*EXTRAIT CITÉ*:
————
En 1936 et 1938, il va deux fois au Danemark pour rendre visite à Bertolt Brecht. Durant cette période, il travaille à un grand œuvre qui demeurera inachevé, Paris, capitale du XIXe siècle qui cherche à développer la sociologie de l'art en en faisant un des axes privilégiés de lecture d'une époque. C'est ce même souci qui le fait s'intéresser au cinéma comme à la photographie et à leur développement à partir d'une certaine forme de peinture et d'une mutation culturelle de la conscience individuelle. Benjamin ne cherche pas seulement à tirer profit de ce que l'histoire d'une société permet de considérer comme autant de "produits" représentatifs, les œuvres reflets de leur temps, il inverse la relation méthodologique et cherche à montrer comment les œuvres, au terme de leur lecture immanente, sont tout autant des outils d'analyse de la société qui les a vus naître. Ce retournement de la conception "marxiste" lui vaudra de constants reproches de la part de ses amis et confrères de l'Institut de Recherches Sociales.
————
*DONNÉES FOURNIES*:
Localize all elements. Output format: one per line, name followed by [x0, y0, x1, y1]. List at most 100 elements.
————
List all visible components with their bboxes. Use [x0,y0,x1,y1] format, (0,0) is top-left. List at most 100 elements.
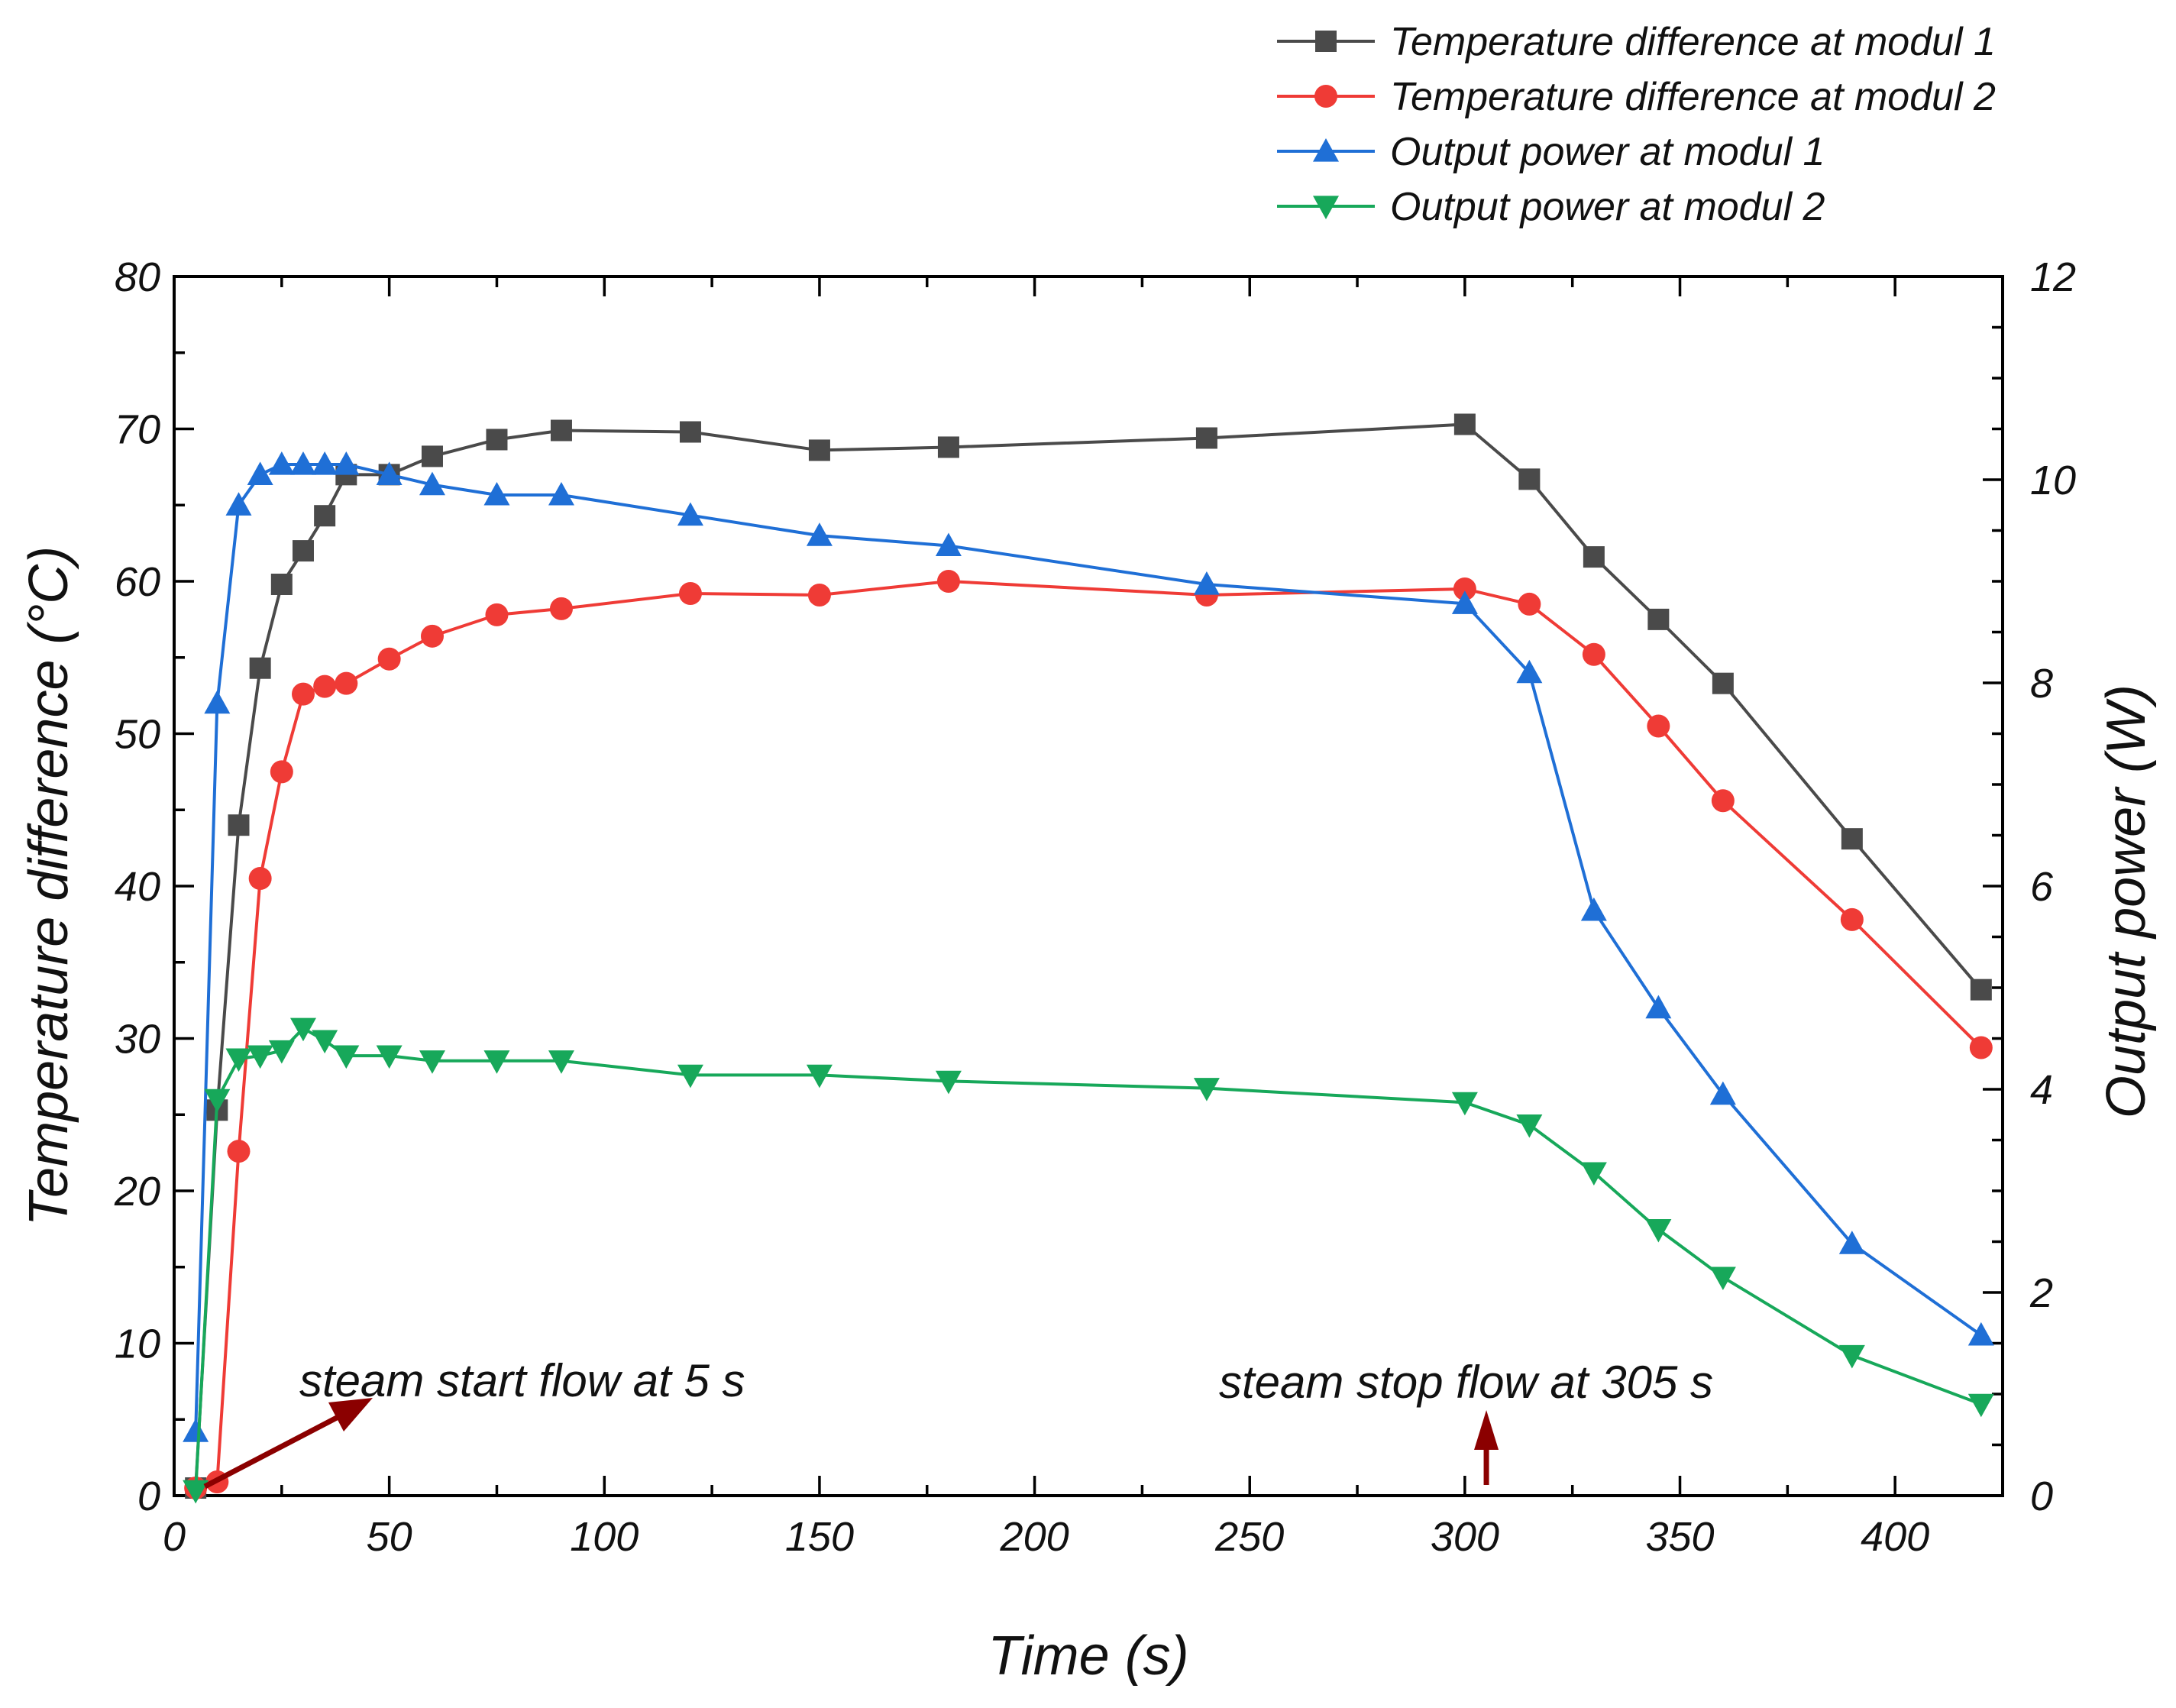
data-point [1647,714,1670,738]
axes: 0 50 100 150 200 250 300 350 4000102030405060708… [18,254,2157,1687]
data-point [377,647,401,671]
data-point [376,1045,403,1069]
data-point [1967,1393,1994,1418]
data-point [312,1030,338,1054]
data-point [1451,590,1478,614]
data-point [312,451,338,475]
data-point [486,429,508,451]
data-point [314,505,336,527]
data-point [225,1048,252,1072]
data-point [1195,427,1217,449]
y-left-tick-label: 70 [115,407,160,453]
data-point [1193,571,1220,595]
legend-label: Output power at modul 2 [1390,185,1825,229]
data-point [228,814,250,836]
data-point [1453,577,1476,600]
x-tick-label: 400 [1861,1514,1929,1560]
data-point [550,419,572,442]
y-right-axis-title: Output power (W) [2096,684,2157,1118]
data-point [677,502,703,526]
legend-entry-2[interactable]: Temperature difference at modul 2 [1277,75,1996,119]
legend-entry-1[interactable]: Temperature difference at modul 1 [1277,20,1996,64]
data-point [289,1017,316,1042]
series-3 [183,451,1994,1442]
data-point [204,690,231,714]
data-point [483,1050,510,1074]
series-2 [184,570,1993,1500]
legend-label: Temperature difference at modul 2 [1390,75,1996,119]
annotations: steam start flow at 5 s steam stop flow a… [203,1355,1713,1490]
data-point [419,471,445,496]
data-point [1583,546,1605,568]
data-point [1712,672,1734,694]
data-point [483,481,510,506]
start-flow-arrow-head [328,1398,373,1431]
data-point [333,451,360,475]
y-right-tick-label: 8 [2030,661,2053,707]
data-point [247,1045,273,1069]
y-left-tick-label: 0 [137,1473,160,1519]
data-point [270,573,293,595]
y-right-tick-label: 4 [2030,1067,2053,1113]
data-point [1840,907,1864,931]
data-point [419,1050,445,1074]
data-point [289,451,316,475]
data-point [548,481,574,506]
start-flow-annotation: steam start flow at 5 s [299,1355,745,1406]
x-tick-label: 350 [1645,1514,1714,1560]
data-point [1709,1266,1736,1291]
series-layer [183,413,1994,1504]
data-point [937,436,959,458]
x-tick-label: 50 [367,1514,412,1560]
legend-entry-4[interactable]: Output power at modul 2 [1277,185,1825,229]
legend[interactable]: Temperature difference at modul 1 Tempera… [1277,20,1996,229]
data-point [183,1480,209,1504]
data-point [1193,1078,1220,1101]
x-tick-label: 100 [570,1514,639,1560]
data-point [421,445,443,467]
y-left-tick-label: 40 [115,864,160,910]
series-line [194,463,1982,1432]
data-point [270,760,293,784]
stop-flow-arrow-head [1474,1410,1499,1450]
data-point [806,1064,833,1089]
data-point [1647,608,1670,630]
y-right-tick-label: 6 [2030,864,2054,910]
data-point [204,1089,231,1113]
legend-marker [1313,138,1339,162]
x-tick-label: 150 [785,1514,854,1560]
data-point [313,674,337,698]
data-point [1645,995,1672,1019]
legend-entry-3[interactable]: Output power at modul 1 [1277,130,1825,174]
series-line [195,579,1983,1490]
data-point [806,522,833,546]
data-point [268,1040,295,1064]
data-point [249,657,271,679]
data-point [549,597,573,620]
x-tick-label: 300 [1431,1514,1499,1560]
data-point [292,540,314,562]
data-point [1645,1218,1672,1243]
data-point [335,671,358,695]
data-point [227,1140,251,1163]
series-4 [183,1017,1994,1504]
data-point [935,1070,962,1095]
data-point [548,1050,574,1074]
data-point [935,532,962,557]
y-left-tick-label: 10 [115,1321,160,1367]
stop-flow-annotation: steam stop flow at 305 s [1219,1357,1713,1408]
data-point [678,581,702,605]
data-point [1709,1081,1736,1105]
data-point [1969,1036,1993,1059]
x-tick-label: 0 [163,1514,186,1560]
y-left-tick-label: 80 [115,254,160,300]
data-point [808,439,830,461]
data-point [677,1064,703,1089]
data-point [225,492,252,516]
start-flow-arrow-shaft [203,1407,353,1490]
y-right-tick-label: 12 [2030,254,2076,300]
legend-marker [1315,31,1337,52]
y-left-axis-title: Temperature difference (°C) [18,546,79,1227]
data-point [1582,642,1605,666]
————
*CONSIGNE*: Recopiez intégralement le passage sur Benjamin, sans en modifier un seul mot. Les lignes ci-dessus n'ont aucun lien avec le passage sur Benjamin.

*RÉPONSE RÉDIGÉE*:
En 1936 et 1938, il va deux fois au Danemark pour rendre visite à Bertolt Brecht. Durant cette période, il travaille à un grand œuvre qui demeurera inachevé, Paris, capitale du XIXe siècle qui cherche à développer la sociologie de l'art en en faisant un des axes privilégiés de lecture d'une époque. C'est ce même souci qui le fait s'intéresser au cinéma comme à la photographie et à leur développement à partir d'une certaine forme de peinture et d'une mutation culturelle de la conscience individuelle. Benjamin ne cherche pas seulement à tirer profit de ce que l'histoire d'une société permet de considérer comme autant de "produits" représentatifs, les œuvres reflets de leur temps, il inverse la relation méthodologique et cherche à montrer comment les œuvres, au terme de leur lecture immanente, sont tout autant des outils d'analyse de la société qui les a vus naître. Ce retournement de la conception "marxiste" lui vaudra de constants reproches de la part de ses amis et confrères de l'Institut de Recherches Sociales.